_GIVEN EXERCISE_
From the listing, collect all lines containing the word "Before".

(Extracts from a graphics dataset)
## Start

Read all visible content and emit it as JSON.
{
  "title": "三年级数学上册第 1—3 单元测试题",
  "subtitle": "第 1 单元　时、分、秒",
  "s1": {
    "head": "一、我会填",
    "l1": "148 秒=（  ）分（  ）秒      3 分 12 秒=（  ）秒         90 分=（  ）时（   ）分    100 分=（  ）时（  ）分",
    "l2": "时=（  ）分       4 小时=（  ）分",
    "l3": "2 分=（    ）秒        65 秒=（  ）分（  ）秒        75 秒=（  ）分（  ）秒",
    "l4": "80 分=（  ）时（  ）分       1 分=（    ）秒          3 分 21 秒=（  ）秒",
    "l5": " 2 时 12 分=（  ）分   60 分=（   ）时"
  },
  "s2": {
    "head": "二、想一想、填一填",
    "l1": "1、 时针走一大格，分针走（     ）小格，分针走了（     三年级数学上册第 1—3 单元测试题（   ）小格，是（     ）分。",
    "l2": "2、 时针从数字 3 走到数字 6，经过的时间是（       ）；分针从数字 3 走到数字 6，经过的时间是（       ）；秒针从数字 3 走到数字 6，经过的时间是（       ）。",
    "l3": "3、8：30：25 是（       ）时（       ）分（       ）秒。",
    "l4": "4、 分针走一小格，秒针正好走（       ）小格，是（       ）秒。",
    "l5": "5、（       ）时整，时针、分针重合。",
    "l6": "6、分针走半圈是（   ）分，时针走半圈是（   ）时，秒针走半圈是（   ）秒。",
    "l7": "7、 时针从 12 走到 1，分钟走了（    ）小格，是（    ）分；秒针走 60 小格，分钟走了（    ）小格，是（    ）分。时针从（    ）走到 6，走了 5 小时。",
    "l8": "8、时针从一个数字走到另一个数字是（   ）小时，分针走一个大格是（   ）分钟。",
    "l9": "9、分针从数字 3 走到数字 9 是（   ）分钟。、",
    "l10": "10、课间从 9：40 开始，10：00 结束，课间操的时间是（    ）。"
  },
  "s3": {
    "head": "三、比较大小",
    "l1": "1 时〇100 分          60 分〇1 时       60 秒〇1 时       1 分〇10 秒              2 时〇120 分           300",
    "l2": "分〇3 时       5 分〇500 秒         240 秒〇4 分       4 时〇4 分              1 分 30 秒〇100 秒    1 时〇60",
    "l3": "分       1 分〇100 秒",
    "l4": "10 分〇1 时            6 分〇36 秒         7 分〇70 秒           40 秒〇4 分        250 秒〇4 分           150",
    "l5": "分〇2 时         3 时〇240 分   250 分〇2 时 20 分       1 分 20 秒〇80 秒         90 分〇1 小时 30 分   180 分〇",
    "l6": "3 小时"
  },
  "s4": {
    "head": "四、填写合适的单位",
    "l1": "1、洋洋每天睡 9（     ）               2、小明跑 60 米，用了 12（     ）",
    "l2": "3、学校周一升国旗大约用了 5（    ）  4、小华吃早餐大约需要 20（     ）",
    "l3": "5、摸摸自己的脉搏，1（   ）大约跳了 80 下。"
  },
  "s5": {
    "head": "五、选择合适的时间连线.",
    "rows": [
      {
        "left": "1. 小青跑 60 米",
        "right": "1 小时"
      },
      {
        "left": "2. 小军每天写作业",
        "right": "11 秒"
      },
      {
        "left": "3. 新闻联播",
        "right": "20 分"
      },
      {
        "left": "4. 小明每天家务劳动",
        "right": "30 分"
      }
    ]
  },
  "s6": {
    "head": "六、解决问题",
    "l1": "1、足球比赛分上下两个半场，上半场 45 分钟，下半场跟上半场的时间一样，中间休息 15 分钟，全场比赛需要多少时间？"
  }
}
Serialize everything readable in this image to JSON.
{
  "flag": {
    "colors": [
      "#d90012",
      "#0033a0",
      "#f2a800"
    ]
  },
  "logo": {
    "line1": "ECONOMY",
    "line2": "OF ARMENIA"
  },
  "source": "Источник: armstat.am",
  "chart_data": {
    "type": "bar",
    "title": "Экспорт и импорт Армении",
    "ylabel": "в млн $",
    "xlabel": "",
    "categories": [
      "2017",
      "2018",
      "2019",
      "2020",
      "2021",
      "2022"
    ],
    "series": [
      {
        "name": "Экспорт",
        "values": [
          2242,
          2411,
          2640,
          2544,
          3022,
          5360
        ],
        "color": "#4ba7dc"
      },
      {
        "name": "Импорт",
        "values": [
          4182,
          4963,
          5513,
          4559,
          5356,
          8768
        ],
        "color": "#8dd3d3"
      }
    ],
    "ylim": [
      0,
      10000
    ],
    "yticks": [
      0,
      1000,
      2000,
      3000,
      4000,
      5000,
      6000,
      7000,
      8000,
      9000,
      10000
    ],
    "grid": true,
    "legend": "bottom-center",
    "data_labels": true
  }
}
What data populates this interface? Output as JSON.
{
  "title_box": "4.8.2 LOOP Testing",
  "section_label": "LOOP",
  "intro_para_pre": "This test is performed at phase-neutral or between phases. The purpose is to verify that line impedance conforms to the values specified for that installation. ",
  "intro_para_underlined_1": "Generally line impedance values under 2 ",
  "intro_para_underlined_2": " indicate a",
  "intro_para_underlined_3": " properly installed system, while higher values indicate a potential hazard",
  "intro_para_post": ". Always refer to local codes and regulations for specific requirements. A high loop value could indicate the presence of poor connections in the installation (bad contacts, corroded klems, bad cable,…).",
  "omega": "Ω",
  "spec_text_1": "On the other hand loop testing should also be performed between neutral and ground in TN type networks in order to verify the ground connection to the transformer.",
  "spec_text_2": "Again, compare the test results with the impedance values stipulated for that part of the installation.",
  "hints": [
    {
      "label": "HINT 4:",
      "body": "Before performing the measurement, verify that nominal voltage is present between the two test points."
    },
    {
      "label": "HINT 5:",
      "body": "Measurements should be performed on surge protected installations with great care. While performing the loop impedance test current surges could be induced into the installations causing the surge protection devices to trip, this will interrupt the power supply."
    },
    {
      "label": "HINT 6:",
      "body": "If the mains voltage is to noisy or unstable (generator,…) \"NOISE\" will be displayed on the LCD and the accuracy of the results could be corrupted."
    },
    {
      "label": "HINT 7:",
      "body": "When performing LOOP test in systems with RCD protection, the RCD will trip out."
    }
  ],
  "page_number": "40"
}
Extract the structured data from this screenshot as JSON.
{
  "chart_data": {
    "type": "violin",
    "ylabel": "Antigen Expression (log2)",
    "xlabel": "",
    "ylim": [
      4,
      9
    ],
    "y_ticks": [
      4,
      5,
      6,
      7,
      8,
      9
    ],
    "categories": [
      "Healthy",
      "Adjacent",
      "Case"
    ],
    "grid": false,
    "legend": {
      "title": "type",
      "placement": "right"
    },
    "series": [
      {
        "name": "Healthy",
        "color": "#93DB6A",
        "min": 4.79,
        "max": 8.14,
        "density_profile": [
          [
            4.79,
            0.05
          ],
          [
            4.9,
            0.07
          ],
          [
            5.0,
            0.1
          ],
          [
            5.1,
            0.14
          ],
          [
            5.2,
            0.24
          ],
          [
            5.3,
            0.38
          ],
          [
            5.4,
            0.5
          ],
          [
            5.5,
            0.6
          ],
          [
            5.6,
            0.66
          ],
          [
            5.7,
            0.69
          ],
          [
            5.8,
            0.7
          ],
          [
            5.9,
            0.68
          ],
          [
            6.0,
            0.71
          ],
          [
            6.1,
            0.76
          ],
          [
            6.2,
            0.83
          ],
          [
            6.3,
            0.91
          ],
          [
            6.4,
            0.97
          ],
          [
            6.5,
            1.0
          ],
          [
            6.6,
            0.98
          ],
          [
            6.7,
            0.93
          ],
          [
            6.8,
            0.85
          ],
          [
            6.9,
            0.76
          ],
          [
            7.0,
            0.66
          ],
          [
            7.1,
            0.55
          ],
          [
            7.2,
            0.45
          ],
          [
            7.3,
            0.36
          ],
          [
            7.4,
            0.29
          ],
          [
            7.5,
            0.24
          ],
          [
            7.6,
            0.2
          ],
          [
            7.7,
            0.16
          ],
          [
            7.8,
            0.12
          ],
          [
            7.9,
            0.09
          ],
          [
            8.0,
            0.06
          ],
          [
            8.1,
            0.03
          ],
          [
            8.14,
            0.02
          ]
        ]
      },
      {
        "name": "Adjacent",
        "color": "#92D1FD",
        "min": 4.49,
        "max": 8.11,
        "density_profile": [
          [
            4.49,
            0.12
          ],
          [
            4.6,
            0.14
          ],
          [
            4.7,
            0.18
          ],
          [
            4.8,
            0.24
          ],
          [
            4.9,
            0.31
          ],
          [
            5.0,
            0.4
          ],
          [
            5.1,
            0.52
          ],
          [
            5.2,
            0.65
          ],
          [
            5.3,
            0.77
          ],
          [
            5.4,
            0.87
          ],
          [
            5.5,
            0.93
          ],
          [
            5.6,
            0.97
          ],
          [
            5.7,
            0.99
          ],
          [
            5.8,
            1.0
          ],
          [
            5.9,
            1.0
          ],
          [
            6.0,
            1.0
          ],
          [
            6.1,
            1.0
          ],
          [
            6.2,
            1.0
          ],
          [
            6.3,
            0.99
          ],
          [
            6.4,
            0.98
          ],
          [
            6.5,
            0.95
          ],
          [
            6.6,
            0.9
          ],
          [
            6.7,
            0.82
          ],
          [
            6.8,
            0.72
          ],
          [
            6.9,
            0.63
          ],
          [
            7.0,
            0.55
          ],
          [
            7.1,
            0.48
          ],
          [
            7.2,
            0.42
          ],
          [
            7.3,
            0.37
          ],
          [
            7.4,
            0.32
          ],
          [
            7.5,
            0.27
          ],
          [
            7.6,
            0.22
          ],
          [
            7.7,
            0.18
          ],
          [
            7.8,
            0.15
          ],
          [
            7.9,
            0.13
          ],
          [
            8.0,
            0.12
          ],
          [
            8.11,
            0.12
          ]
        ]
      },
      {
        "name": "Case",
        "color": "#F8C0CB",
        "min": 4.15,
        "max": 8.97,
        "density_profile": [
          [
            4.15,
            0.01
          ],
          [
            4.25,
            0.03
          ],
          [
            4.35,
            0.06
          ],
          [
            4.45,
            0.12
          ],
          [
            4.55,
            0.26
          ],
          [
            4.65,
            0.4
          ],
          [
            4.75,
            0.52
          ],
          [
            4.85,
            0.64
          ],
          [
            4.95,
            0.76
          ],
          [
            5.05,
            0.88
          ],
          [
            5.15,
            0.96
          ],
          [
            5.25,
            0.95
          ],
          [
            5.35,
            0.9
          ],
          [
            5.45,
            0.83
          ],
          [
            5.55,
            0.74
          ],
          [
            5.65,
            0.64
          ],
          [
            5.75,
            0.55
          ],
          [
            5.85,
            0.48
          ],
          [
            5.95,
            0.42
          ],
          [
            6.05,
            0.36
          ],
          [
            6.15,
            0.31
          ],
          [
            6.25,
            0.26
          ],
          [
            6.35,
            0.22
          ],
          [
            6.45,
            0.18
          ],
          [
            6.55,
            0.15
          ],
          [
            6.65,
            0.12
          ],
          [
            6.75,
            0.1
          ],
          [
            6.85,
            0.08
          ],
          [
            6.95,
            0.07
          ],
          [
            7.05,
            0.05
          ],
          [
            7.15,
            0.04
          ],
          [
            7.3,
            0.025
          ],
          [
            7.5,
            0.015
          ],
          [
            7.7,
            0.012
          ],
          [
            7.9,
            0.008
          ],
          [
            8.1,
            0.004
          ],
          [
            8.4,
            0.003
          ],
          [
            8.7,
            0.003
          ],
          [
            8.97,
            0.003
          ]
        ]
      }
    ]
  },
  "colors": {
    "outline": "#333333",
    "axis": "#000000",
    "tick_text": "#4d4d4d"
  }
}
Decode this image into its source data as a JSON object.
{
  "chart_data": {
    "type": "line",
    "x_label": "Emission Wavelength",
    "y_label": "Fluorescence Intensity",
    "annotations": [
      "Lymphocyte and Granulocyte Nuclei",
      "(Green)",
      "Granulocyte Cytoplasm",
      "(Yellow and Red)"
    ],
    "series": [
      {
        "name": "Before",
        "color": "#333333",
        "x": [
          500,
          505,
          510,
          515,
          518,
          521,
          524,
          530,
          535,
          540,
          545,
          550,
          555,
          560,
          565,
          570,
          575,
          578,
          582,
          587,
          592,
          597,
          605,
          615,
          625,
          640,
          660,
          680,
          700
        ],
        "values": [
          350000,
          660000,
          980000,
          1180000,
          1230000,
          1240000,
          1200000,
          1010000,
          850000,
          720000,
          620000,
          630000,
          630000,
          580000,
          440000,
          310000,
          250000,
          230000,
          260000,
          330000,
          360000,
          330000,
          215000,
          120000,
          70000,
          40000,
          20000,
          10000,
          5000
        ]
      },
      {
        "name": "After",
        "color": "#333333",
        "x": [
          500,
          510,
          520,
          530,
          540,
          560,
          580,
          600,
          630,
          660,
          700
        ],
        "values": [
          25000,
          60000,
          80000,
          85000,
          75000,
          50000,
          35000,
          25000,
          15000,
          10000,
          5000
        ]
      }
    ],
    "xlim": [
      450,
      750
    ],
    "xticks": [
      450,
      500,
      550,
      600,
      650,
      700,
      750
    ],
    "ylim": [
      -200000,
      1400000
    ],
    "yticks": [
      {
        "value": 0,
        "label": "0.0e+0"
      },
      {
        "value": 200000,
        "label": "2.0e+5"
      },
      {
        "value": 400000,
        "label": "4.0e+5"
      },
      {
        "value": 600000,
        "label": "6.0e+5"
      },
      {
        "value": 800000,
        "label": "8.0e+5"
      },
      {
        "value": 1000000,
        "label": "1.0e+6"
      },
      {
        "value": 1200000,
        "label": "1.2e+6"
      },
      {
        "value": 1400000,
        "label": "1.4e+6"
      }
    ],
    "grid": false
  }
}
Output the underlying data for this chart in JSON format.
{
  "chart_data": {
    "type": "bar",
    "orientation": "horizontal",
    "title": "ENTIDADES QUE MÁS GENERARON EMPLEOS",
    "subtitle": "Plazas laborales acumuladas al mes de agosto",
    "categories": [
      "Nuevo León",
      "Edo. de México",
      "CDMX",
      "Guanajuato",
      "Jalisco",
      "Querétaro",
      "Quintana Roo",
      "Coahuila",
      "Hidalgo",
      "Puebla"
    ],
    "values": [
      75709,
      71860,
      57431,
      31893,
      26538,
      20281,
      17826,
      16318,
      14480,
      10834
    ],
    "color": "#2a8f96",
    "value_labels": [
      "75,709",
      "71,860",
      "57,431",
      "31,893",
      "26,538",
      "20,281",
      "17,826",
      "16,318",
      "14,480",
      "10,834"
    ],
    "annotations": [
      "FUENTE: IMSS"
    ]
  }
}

## End

_WRITTEN SOLUTION_
      "body": "Before performing the measurement, verify that nominal voltage is present between the two test points."
        "name": "Before",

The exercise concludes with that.